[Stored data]
------------------------------------

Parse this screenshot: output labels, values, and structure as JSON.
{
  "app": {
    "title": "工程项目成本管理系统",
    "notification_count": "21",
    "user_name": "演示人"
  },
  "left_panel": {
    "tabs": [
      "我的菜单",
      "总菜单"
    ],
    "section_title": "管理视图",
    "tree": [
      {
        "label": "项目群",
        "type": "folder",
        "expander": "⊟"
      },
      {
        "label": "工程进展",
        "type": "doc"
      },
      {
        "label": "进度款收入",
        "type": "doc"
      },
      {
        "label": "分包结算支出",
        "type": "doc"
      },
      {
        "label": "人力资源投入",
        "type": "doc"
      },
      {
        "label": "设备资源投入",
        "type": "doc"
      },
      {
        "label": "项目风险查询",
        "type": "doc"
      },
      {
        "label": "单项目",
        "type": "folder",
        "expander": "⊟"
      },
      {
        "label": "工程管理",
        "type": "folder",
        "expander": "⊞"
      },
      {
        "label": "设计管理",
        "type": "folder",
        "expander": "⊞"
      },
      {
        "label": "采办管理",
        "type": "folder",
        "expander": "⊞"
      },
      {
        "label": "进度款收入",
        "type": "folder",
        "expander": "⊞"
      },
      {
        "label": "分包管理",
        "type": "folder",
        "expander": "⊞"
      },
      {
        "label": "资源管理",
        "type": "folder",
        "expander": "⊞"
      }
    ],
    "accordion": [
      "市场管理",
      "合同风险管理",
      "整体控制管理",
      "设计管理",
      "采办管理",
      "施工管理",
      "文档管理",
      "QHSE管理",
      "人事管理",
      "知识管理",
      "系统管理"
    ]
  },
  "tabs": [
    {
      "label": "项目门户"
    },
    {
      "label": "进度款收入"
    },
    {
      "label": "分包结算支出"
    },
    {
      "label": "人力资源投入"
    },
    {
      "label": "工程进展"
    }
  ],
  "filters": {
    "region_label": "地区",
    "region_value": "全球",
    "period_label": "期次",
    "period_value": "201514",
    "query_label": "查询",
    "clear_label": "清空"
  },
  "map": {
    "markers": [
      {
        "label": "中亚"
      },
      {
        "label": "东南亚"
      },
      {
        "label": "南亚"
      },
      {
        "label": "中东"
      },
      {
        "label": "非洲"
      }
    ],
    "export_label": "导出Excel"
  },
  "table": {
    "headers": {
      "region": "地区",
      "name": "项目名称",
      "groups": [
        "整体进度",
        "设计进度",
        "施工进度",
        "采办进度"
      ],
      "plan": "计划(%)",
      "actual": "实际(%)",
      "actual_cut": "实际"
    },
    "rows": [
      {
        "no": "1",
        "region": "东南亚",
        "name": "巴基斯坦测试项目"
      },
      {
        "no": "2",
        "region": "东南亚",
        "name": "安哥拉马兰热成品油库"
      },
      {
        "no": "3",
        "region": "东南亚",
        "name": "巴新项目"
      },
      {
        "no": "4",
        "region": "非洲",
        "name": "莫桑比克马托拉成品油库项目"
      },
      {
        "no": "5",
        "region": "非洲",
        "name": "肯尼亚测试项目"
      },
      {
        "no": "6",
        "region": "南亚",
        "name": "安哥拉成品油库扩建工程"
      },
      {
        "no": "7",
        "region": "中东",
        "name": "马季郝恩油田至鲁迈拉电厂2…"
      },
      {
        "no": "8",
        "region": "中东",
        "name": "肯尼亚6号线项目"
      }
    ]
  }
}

------------------------------------

_EXERCISE DIRECTIONS_:
Make an exact copy of all the data.

_RESULT FOR THIS TASK_:
Parse this screenshot: output labels, values, and structure as JSON.
{
  "app": {
    "title": "工程项目成本管理系统",
    "notification_count": "21",
    "user_name": "演示人"
  },
  "left_panel": {
    "tabs": [
      "我的菜单",
      "总菜单"
    ],
    "section_title": "管理视图",
    "tree": [
      {
        "label": "项目群",
        "type": "folder",
        "expander": "⊟"
      },
      {
        "label": "工程进展",
        "type": "doc"
      },
      {
        "label": "进度款收入",
        "type": "doc"
      },
      {
        "label": "分包结算支出",
        "type": "doc"
      },
      {
        "label": "人力资源投入",
        "type": "doc"
      },
      {
        "label": "设备资源投入",
        "type": "doc"
      },
      {
        "label": "项目风险查询",
        "type": "doc"
      },
      {
        "label": "单项目",
        "type": "folder",
        "expander": "⊟"
      },
      {
        "label": "工程管理",
        "type": "folder",
        "expander": "⊞"
      },
      {
        "label": "设计管理",
        "type": "folder",
        "expander": "⊞"
      },
      {
        "label": "采办管理",
        "type": "folder",
        "expander": "⊞"
      },
      {
        "label": "进度款收入",
        "type": "folder",
        "expander": "⊞"
      },
      {
        "label": "分包管理",
        "type": "folder",
        "expander": "⊞"
      },
      {
        "label": "资源管理",
        "type": "folder",
        "expander": "⊞"
      }
    ],
    "accordion": [
      "市场管理",
      "合同风险管理",
      "整体控制管理",
      "设计管理",
      "采办管理",
      "施工管理",
      "文档管理",
      "QHSE管理",
      "人事管理",
      "知识管理",
      "系统管理"
    ]
  },
  "tabs": [
    {
      "label": "项目门户"
    },
    {
      "label": "进度款收入"
    },
    {
      "label": "分包结算支出"
    },
    {
      "label": "人力资源投入"
    },
    {
      "label": "工程进展"
    }
  ],
  "filters": {
    "region_label": "地区",
    "region_value": "全球",
    "period_label": "期次",
    "period_value": "201514",
    "query_label": "查询",
    "clear_label": "清空"
  },
  "map": {
    "markers": [
      {
        "label": "中亚"
      },
      {
        "label": "东南亚"
      },
      {
        "label": "南亚"
      },
      {
        "label": "中东"
      },
      {
        "label": "非洲"
      }
    ],
    "export_label": "导出Excel"
  },
  "table": {
    "headers": {
      "region": "地区",
      "name": "项目名称",
      "groups": [
        "整体进度",
        "设计进度",
        "施工进度",
        "采办进度"
      ],
      "plan": "计划(%)",
      "actual": "实际(%)",
      "actual_cut": "实际"
    },
    "rows": [
      {
        "no": "1",
        "region": "东南亚",
        "name": "巴基斯坦测试项目"
      },
      {
        "no": "2",
        "region": "东南亚",
        "name": "安哥拉马兰热成品油库"
      },
      {
        "no": "3",
        "region": "东南亚",
        "name": "巴新项目"
      },
      {
        "no": "4",
        "region": "非洲",
        "name": "莫桑比克马托拉成品油库项目"
      },
      {
        "no": "5",
        "region": "非洲",
        "name": "肯尼亚测试项目"
      },
      {
        "no": "6",
        "region": "南亚",
        "name": "安哥拉成品油库扩建工程"
      },
      {
        "no": "7",
        "region": "中东",
        "name": "马季郝恩油田至鲁迈拉电厂2…"
      },
      {
        "no": "8",
        "region": "中东",
        "name": "肯尼亚6号线项目"
      }
    ]
  }
}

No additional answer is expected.